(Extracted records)
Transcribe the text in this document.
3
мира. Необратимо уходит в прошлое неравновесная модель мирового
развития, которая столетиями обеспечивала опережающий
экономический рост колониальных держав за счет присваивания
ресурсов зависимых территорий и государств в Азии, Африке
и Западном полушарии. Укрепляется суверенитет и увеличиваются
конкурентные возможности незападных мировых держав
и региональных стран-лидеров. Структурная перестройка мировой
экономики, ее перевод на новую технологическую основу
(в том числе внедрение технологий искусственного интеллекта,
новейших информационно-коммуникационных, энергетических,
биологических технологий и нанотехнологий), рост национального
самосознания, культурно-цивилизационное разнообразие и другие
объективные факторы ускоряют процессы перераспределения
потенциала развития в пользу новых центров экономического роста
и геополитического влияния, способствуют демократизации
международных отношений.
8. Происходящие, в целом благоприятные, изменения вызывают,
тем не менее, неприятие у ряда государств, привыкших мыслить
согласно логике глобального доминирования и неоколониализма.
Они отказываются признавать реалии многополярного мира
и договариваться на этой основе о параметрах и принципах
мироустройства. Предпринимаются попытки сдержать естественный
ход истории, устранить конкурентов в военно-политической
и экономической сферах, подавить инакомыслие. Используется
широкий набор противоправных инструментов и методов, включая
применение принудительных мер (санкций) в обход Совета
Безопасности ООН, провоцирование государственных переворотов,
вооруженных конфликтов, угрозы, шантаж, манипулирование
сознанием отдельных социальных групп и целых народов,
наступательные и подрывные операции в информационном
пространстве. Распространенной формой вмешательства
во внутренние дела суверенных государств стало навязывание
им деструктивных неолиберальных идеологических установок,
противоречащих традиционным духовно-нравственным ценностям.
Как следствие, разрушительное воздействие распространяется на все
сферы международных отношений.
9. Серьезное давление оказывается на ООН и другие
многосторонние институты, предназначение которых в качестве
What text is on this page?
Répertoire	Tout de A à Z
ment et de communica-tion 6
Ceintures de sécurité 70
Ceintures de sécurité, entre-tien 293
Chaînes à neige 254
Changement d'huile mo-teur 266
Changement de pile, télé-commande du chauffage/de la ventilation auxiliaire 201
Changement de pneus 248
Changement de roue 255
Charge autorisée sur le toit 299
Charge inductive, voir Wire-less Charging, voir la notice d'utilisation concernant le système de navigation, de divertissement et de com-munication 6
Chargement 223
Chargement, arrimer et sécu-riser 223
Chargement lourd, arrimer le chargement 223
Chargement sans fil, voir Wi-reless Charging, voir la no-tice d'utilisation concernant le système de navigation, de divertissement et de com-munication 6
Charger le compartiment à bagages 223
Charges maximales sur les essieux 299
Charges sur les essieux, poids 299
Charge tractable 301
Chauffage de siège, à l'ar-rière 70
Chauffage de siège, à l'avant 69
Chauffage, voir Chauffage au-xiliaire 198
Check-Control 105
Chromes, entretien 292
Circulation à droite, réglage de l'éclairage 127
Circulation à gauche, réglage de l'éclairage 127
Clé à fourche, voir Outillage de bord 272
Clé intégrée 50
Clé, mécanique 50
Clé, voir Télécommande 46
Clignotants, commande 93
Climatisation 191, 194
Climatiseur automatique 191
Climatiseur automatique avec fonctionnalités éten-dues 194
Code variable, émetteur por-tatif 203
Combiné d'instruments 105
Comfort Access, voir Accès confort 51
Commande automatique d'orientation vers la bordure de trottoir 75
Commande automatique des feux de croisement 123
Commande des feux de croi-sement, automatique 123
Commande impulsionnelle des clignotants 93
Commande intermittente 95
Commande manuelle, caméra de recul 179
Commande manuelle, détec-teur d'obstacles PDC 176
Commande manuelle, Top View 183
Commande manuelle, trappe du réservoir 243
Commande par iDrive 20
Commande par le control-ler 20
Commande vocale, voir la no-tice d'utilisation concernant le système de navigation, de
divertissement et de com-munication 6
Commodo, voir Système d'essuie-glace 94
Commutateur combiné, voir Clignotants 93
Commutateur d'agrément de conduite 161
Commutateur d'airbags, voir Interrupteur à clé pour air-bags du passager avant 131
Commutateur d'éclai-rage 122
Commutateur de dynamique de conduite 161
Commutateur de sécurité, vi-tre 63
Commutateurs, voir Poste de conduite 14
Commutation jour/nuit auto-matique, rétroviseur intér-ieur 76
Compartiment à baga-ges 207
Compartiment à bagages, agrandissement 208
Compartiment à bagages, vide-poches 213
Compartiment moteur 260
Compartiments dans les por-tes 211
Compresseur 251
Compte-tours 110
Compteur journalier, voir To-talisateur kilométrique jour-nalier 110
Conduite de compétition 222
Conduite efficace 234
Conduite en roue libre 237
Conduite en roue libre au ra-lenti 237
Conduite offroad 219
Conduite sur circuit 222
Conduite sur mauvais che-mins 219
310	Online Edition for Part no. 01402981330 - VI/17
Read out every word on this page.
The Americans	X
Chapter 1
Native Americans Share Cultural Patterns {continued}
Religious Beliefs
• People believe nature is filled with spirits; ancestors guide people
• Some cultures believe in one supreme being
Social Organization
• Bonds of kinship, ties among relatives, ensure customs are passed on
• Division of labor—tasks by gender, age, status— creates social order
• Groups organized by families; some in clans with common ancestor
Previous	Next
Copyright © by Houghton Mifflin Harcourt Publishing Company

• _DIRECTIONS FOR THIS TASK_:
Within the listing, how many lines hold the word "munication"? Only the number is to be given.

• _SOLUTION FOR THIS TASK_:
3